Task:
Go through the records and show each line where the word "Uncategorized" occurs.

Records shown:
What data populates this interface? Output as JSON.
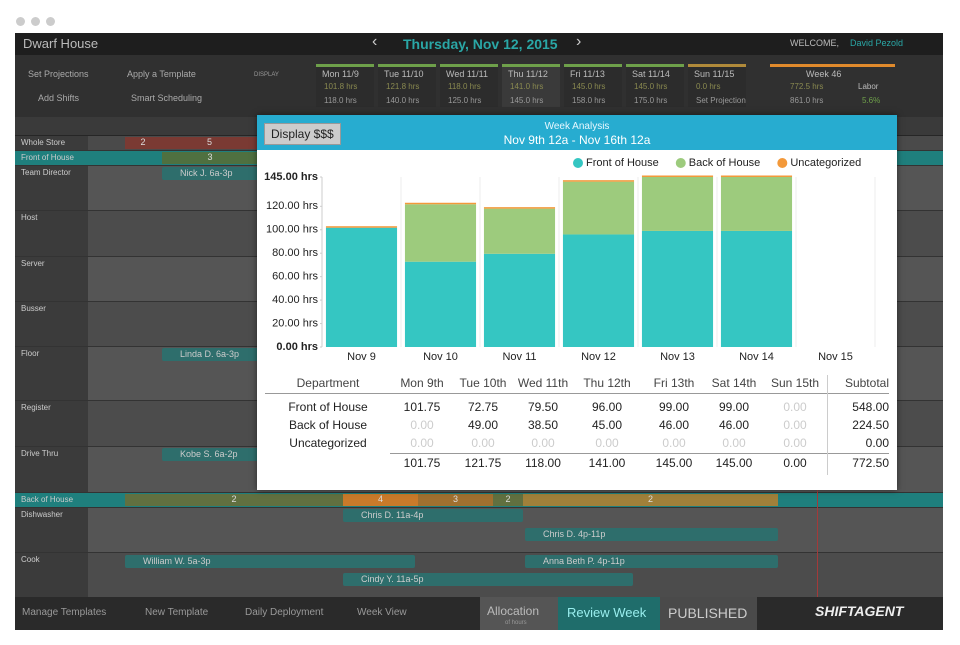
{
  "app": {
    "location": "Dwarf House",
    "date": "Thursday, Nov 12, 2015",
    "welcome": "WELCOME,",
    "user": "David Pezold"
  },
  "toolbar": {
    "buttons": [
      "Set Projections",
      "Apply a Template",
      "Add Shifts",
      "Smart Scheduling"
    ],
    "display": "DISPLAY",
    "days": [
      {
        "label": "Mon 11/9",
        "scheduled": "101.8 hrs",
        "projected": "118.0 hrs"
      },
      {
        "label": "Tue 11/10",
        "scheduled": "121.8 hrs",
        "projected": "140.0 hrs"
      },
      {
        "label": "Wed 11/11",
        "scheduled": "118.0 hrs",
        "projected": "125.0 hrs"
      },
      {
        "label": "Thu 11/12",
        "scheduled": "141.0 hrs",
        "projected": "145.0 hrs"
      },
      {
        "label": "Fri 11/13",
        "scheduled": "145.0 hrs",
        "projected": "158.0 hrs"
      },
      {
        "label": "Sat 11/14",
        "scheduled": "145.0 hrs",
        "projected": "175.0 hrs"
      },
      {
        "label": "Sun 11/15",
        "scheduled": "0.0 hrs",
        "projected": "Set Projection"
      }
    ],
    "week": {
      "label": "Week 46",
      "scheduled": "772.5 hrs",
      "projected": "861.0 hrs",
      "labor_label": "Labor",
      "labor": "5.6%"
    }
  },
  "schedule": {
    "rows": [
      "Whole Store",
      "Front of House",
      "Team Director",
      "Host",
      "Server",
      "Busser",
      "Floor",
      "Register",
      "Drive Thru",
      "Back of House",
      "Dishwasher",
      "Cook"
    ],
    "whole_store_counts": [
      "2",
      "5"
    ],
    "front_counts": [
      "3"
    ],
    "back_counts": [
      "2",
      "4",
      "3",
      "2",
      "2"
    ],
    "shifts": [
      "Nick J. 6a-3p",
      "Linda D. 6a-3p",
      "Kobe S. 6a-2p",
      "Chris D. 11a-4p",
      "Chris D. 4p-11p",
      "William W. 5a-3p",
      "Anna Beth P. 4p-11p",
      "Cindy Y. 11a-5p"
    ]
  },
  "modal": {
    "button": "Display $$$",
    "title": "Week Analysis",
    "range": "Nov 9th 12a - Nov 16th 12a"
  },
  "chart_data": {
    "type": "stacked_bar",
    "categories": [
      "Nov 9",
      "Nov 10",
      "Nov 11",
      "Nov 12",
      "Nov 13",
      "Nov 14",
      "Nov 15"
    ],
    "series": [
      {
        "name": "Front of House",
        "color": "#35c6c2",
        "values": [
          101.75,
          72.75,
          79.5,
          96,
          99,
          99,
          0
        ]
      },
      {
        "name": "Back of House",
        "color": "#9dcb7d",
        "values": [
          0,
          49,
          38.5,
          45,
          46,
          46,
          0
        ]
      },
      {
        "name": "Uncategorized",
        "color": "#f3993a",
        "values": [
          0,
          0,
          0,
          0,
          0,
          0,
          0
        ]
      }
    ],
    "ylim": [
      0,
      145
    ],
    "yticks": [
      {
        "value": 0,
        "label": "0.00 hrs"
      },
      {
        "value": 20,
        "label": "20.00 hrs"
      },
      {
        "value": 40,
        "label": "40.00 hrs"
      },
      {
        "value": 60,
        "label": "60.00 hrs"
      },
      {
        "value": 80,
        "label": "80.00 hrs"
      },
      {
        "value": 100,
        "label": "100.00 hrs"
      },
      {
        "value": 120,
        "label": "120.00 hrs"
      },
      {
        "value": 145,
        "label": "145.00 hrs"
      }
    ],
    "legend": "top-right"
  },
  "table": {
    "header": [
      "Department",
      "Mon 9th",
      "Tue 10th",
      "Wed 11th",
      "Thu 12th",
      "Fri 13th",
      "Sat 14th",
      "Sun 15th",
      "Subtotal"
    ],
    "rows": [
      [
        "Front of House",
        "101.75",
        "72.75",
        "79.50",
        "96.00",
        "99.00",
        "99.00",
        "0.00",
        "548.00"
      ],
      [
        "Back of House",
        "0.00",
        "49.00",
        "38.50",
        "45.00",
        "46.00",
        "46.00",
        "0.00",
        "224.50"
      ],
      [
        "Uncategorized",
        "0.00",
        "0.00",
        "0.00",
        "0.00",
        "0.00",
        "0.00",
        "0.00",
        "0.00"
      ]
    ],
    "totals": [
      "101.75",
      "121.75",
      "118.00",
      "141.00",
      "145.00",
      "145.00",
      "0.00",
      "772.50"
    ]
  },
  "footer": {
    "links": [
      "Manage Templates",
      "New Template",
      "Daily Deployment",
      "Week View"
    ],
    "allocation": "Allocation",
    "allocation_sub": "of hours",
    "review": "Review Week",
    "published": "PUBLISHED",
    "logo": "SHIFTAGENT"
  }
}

---

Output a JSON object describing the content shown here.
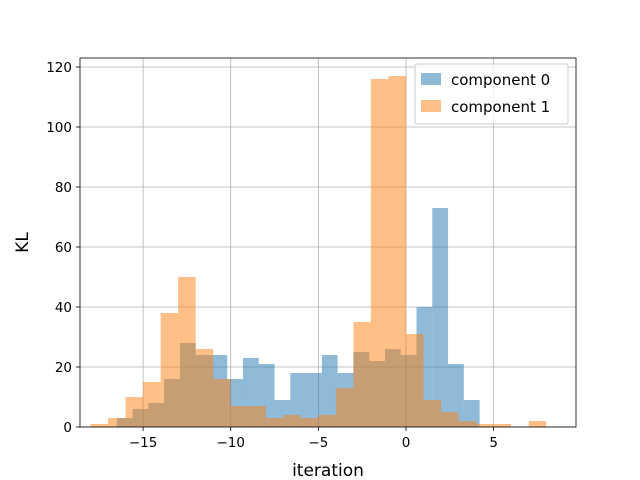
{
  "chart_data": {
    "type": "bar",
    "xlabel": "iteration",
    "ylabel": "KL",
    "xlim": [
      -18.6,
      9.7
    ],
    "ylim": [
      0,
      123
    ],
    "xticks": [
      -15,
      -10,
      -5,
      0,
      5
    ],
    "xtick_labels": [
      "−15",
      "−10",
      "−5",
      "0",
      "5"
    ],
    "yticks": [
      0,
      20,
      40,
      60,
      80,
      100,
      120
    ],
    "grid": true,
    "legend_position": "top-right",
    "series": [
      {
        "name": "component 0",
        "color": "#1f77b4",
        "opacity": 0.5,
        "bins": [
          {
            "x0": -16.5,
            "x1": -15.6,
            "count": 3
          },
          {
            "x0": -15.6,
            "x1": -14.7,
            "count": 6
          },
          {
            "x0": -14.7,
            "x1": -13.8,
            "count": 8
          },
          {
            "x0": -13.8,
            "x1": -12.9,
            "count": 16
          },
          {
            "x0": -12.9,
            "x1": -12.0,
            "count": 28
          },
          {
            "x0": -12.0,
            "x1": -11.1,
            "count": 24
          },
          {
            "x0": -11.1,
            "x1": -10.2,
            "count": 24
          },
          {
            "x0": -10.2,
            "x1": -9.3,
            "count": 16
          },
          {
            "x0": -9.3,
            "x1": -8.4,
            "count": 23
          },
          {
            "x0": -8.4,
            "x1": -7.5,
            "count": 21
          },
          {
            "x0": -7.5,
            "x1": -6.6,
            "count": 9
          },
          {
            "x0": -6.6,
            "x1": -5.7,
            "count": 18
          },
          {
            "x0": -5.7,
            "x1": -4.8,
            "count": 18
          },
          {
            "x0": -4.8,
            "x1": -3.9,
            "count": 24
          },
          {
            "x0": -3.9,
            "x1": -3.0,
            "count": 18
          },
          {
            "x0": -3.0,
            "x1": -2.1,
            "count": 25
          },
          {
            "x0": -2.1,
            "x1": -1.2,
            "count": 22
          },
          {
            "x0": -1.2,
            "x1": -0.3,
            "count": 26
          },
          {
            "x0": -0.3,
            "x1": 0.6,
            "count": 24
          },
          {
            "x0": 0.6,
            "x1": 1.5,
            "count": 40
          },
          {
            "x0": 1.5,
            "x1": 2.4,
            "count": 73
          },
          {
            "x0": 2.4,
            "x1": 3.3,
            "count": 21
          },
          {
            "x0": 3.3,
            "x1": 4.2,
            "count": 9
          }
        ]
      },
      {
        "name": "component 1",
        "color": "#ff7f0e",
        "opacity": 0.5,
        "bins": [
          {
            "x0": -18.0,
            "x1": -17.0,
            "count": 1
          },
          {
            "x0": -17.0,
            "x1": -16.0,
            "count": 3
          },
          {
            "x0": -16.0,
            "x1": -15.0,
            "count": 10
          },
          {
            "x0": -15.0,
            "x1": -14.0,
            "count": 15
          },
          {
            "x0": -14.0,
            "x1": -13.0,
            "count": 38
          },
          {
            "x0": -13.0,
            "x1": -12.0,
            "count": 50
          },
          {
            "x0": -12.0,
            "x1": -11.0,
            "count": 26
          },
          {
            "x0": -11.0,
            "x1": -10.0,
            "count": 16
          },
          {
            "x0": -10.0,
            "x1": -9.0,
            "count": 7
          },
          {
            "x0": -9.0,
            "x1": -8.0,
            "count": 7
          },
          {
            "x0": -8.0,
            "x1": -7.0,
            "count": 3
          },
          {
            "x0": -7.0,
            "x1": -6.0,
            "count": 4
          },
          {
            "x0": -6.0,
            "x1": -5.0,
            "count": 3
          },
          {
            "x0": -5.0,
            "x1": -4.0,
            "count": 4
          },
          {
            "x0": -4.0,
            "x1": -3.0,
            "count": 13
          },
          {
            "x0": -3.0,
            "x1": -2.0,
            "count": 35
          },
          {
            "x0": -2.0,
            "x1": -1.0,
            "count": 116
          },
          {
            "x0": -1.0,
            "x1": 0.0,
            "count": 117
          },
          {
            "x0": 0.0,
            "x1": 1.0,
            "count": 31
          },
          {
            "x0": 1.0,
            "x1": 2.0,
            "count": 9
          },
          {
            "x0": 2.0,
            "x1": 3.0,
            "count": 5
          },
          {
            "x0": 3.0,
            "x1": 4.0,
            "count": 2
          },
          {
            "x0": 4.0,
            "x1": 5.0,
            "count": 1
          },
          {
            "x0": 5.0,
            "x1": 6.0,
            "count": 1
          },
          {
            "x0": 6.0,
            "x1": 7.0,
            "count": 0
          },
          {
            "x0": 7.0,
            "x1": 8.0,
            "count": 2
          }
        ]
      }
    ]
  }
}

Output of the task:
        "name": "Uncategorized",
        "Uncategorized",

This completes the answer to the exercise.